#### Some records
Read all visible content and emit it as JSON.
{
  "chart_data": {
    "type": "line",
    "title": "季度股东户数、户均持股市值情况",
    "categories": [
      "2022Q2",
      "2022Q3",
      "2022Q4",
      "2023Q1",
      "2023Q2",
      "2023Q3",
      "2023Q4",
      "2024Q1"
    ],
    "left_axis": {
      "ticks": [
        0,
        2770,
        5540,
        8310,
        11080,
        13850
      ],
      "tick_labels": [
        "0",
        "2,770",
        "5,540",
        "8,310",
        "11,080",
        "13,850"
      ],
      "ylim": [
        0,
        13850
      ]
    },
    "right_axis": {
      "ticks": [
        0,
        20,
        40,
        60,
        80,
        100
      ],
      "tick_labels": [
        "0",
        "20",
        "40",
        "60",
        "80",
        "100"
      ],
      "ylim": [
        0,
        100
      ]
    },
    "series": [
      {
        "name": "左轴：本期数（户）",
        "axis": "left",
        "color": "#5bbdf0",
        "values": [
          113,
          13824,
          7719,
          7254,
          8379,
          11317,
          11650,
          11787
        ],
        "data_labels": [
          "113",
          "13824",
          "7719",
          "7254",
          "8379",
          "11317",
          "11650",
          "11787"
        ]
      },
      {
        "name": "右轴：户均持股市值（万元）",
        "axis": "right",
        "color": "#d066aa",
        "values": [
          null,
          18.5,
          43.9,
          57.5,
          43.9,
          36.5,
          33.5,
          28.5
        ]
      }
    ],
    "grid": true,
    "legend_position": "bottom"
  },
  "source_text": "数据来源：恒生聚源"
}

#### Brief
Transcribe the entire listing above precisely.

#### Full response
Read all visible content and emit it as JSON.
{
  "chart_data": {
    "type": "line",
    "title": "季度股东户数、户均持股市值情况",
    "categories": [
      "2022Q2",
      "2022Q3",
      "2022Q4",
      "2023Q1",
      "2023Q2",
      "2023Q3",
      "2023Q4",
      "2024Q1"
    ],
    "left_axis": {
      "ticks": [
        0,
        2770,
        5540,
        8310,
        11080,
        13850
      ],
      "tick_labels": [
        "0",
        "2,770",
        "5,540",
        "8,310",
        "11,080",
        "13,850"
      ],
      "ylim": [
        0,
        13850
      ]
    },
    "right_axis": {
      "ticks": [
        0,
        20,
        40,
        60,
        80,
        100
      ],
      "tick_labels": [
        "0",
        "20",
        "40",
        "60",
        "80",
        "100"
      ],
      "ylim": [
        0,
        100
      ]
    },
    "series": [
      {
        "name": "左轴：本期数（户）",
        "axis": "left",
        "color": "#5bbdf0",
        "values": [
          113,
          13824,
          7719,
          7254,
          8379,
          11317,
          11650,
          11787
        ],
        "data_labels": [
          "113",
          "13824",
          "7719",
          "7254",
          "8379",
          "11317",
          "11650",
          "11787"
        ]
      },
      {
        "name": "右轴：户均持股市值（万元）",
        "axis": "right",
        "color": "#d066aa",
        "values": [
          null,
          18.5,
          43.9,
          57.5,
          43.9,
          36.5,
          33.5,
          28.5
        ]
      }
    ],
    "grid": true,
    "legend_position": "bottom"
  },
  "source_text": "数据来源：恒生聚源"
}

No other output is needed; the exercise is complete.